Records from a collection:
[START]

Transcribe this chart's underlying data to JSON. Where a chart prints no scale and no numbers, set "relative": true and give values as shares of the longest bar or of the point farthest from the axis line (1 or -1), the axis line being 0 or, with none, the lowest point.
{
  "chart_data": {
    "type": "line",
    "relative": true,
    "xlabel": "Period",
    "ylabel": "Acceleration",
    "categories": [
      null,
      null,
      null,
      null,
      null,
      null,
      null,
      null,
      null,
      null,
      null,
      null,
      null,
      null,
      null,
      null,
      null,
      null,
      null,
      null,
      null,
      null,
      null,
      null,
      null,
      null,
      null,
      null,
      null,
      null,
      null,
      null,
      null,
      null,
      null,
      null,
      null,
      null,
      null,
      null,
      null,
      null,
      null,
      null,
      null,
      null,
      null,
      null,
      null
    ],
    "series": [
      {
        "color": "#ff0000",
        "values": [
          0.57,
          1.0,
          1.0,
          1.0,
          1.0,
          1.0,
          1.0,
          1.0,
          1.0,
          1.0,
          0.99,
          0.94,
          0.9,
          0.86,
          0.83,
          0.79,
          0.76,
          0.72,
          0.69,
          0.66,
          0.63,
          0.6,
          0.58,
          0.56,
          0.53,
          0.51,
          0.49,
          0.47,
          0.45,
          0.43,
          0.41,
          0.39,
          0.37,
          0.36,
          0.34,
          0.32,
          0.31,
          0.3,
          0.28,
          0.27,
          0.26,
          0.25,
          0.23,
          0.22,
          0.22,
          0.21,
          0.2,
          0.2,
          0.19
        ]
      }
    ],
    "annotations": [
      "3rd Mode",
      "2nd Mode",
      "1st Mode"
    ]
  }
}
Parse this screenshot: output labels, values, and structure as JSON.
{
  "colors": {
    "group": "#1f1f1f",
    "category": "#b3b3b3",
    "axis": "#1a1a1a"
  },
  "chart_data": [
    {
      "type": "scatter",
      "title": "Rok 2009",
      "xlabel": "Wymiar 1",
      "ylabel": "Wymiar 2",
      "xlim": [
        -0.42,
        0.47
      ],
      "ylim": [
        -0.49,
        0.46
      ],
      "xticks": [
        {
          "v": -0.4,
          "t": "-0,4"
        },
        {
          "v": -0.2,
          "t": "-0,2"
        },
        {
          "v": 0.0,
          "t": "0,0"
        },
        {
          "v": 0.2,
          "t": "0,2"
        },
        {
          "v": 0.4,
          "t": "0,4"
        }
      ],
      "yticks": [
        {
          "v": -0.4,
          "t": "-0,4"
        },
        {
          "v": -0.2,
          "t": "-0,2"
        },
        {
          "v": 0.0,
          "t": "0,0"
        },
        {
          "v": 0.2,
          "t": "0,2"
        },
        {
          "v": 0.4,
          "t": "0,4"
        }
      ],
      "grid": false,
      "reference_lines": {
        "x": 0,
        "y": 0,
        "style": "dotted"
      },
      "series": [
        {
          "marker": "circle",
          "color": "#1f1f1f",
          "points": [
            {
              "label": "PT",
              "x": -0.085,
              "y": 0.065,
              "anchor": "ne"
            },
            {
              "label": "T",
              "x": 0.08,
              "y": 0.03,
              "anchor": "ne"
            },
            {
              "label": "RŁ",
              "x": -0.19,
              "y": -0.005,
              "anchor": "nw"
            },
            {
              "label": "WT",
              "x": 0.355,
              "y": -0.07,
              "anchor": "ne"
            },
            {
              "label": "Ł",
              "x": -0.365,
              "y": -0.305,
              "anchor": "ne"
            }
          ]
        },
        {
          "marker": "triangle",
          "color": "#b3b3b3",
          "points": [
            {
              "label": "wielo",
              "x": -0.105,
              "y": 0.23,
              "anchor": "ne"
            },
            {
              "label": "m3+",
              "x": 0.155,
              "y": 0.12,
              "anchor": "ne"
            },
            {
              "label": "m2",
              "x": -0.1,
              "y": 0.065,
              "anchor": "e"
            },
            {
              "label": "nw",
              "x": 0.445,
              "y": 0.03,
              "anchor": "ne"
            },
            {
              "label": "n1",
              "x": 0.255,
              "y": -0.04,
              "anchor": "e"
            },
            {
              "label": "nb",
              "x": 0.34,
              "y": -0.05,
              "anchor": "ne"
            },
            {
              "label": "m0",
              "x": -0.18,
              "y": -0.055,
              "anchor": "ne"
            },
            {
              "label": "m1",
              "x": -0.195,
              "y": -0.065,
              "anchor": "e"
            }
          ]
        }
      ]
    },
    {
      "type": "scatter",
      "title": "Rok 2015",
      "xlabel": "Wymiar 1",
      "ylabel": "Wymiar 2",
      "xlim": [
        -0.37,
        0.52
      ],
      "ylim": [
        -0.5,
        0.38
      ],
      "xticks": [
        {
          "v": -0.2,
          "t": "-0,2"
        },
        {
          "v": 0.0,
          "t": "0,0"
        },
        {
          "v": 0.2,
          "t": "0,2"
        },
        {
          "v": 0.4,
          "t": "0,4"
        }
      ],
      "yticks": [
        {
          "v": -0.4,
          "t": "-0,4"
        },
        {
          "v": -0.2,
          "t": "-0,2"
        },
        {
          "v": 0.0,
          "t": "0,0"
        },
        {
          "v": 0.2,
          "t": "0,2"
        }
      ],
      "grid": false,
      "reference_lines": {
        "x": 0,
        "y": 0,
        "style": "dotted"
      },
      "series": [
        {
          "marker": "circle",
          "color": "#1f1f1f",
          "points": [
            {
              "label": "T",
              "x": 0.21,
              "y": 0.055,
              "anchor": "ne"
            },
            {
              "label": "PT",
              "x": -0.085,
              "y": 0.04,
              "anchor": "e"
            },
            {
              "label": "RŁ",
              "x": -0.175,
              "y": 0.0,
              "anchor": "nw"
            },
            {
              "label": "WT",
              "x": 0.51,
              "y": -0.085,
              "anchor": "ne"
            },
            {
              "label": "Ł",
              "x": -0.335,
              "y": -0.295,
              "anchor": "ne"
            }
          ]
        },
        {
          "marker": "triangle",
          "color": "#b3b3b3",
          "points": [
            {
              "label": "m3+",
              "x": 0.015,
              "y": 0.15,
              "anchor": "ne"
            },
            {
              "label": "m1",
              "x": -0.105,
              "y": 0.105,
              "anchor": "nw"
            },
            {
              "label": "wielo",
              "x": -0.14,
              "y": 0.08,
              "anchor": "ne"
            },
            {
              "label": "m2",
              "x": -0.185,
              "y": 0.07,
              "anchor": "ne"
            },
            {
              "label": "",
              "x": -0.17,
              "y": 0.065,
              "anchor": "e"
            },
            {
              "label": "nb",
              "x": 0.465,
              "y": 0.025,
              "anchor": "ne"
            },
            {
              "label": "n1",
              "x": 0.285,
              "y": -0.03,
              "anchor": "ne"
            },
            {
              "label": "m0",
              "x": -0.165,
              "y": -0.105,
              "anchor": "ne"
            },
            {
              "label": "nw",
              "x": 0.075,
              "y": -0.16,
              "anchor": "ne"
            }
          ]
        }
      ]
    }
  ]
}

[END]

*PROBLEM DETAILS*. From the records above, extract every entry verbatim.

*RIGHT ANSWER*.
Transcribe this chart's underlying data to JSON. Where a chart prints no scale and no numbers, set "relative": true and give values as shares of the longest bar or of the point farthest from the axis line (1 or -1), the axis line being 0 or, with none, the lowest point.
{
  "chart_data": {
    "type": "line",
    "relative": true,
    "xlabel": "Period",
    "ylabel": "Acceleration",
    "categories": [
      null,
      null,
      null,
      null,
      null,
      null,
      null,
      null,
      null,
      null,
      null,
      null,
      null,
      null,
      null,
      null,
      null,
      null,
      null,
      null,
      null,
      null,
      null,
      null,
      null,
      null,
      null,
      null,
      null,
      null,
      null,
      null,
      null,
      null,
      null,
      null,
      null,
      null,
      null,
      null,
      null,
      null,
      null,
      null,
      null,
      null,
      null,
      null,
      null
    ],
    "series": [
      {
        "color": "#ff0000",
        "values": [
          0.57,
          1.0,
          1.0,
          1.0,
          1.0,
          1.0,
          1.0,
          1.0,
          1.0,
          1.0,
          0.99,
          0.94,
          0.9,
          0.86,
          0.83,
          0.79,
          0.76,
          0.72,
          0.69,
          0.66,
          0.63,
          0.6,
          0.58,
          0.56,
          0.53,
          0.51,
          0.49,
          0.47,
          0.45,
          0.43,
          0.41,
          0.39,
          0.37,
          0.36,
          0.34,
          0.32,
          0.31,
          0.3,
          0.28,
          0.27,
          0.26,
          0.25,
          0.23,
          0.22,
          0.22,
          0.21,
          0.2,
          0.2,
          0.19
        ]
      }
    ],
    "annotations": [
      "3rd Mode",
      "2nd Mode",
      "1st Mode"
    ]
  }
}
Parse this screenshot: output labels, values, and structure as JSON.
{
  "colors": {
    "group": "#1f1f1f",
    "category": "#b3b3b3",
    "axis": "#1a1a1a"
  },
  "chart_data": [
    {
      "type": "scatter",
      "title": "Rok 2009",
      "xlabel": "Wymiar 1",
      "ylabel": "Wymiar 2",
      "xlim": [
        -0.42,
        0.47
      ],
      "ylim": [
        -0.49,
        0.46
      ],
      "xticks": [
        {
          "v": -0.4,
          "t": "-0,4"
        },
        {
          "v": -0.2,
          "t": "-0,2"
        },
        {
          "v": 0.0,
          "t": "0,0"
        },
        {
          "v": 0.2,
          "t": "0,2"
        },
        {
          "v": 0.4,
          "t": "0,4"
        }
      ],
      "yticks": [
        {
          "v": -0.4,
          "t": "-0,4"
        },
        {
          "v": -0.2,
          "t": "-0,2"
        },
        {
          "v": 0.0,
          "t": "0,0"
        },
        {
          "v": 0.2,
          "t": "0,2"
        },
        {
          "v": 0.4,
          "t": "0,4"
        }
      ],
      "grid": false,
      "reference_lines": {
        "x": 0,
        "y": 0,
        "style": "dotted"
      },
      "series": [
        {
          "marker": "circle",
          "color": "#1f1f1f",
          "points": [
            {
              "label": "PT",
              "x": -0.085,
              "y": 0.065,
              "anchor": "ne"
            },
            {
              "label": "T",
              "x": 0.08,
              "y": 0.03,
              "anchor": "ne"
            },
            {
              "label": "RŁ",
              "x": -0.19,
              "y": -0.005,
              "anchor": "nw"
            },
            {
              "label": "WT",
              "x": 0.355,
              "y": -0.07,
              "anchor": "ne"
            },
            {
              "label": "Ł",
              "x": -0.365,
              "y": -0.305,
              "anchor": "ne"
            }
          ]
        },
        {
          "marker": "triangle",
          "color": "#b3b3b3",
          "points": [
            {
              "label": "wielo",
              "x": -0.105,
              "y": 0.23,
              "anchor": "ne"
            },
            {
              "label": "m3+",
              "x": 0.155,
              "y": 0.12,
              "anchor": "ne"
            },
            {
              "label": "m2",
              "x": -0.1,
              "y": 0.065,
              "anchor": "e"
            },
            {
              "label": "nw",
              "x": 0.445,
              "y": 0.03,
              "anchor": "ne"
            },
            {
              "label": "n1",
              "x": 0.255,
              "y": -0.04,
              "anchor": "e"
            },
            {
              "label": "nb",
              "x": 0.34,
              "y": -0.05,
              "anchor": "ne"
            },
            {
              "label": "m0",
              "x": -0.18,
              "y": -0.055,
              "anchor": "ne"
            },
            {
              "label": "m1",
              "x": -0.195,
              "y": -0.065,
              "anchor": "e"
            }
          ]
        }
      ]
    },
    {
      "type": "scatter",
      "title": "Rok 2015",
      "xlabel": "Wymiar 1",
      "ylabel": "Wymiar 2",
      "xlim": [
        -0.37,
        0.52
      ],
      "ylim": [
        -0.5,
        0.38
      ],
      "xticks": [
        {
          "v": -0.2,
          "t": "-0,2"
        },
        {
          "v": 0.0,
          "t": "0,0"
        },
        {
          "v": 0.2,
          "t": "0,2"
        },
        {
          "v": 0.4,
          "t": "0,4"
        }
      ],
      "yticks": [
        {
          "v": -0.4,
          "t": "-0,4"
        },
        {
          "v": -0.2,
          "t": "-0,2"
        },
        {
          "v": 0.0,
          "t": "0,0"
        },
        {
          "v": 0.2,
          "t": "0,2"
        }
      ],
      "grid": false,
      "reference_lines": {
        "x": 0,
        "y": 0,
        "style": "dotted"
      },
      "series": [
        {
          "marker": "circle",
          "color": "#1f1f1f",
          "points": [
            {
              "label": "T",
              "x": 0.21,
              "y": 0.055,
              "anchor": "ne"
            },
            {
              "label": "PT",
              "x": -0.085,
              "y": 0.04,
              "anchor": "e"
            },
            {
              "label": "RŁ",
              "x": -0.175,
              "y": 0.0,
              "anchor": "nw"
            },
            {
              "label": "WT",
              "x": 0.51,
              "y": -0.085,
              "anchor": "ne"
            },
            {
              "label": "Ł",
              "x": -0.335,
              "y": -0.295,
              "anchor": "ne"
            }
          ]
        },
        {
          "marker": "triangle",
          "color": "#b3b3b3",
          "points": [
            {
              "label": "m3+",
              "x": 0.015,
              "y": 0.15,
              "anchor": "ne"
            },
            {
              "label": "m1",
              "x": -0.105,
              "y": 0.105,
              "anchor": "nw"
            },
            {
              "label": "wielo",
              "x": -0.14,
              "y": 0.08,
              "anchor": "ne"
            },
            {
              "label": "m2",
              "x": -0.185,
              "y": 0.07,
              "anchor": "ne"
            },
            {
              "label": "",
              "x": -0.17,
              "y": 0.065,
              "anchor": "e"
            },
            {
              "label": "nb",
              "x": 0.465,
              "y": 0.025,
              "anchor": "ne"
            },
            {
              "label": "n1",
              "x": 0.285,
              "y": -0.03,
              "anchor": "ne"
            },
            {
              "label": "m0",
              "x": -0.165,
              "y": -0.105,
              "anchor": "ne"
            },
            {
              "label": "nw",
              "x": 0.075,
              "y": -0.16,
              "anchor": "ne"
            }
          ]
        }
      ]
    }
  ]
}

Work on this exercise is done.